◆ What to produce
Identify and copy all lines of the material where the string "настоящего" is found.

Saved data entries:
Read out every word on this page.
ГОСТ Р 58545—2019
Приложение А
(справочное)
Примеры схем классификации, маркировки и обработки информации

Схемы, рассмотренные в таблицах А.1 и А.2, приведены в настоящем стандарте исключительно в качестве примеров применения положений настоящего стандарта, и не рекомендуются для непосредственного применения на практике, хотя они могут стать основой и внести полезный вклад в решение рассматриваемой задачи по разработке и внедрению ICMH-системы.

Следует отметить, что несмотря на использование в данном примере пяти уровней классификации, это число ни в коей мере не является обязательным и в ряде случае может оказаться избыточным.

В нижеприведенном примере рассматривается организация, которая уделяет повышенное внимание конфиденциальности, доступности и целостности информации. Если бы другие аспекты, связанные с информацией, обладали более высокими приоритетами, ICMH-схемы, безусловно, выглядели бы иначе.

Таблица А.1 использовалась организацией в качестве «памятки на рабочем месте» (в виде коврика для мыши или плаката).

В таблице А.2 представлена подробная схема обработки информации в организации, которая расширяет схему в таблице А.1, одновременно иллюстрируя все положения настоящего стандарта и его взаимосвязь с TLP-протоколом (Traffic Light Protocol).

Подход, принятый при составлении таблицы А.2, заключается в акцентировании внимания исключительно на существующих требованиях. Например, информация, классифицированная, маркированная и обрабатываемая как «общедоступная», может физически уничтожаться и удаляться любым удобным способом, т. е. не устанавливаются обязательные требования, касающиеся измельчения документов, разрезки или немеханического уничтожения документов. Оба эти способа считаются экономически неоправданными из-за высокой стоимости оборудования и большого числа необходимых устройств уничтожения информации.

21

◆ Written response
Схемы, рассмотренные в таблицах А.1 и А.2, приведены в настоящем стандарте исключительно в качестве примеров применения положений настоящего стандарта, и не рекомендуются для непосредственного применения на практике, хотя они могут стать основой и внести полезный вклад в решение рассматриваемой задачи по разработке и внедрению ICMH-системы.
В таблице А.2 представлена подробная схема обработки информации в организации, которая расширяет схему в таблице А.1, одновременно иллюстрируя все положения настоящего стандарта и его взаимосвязь с TLP-протоколом (Traffic Light Protocol).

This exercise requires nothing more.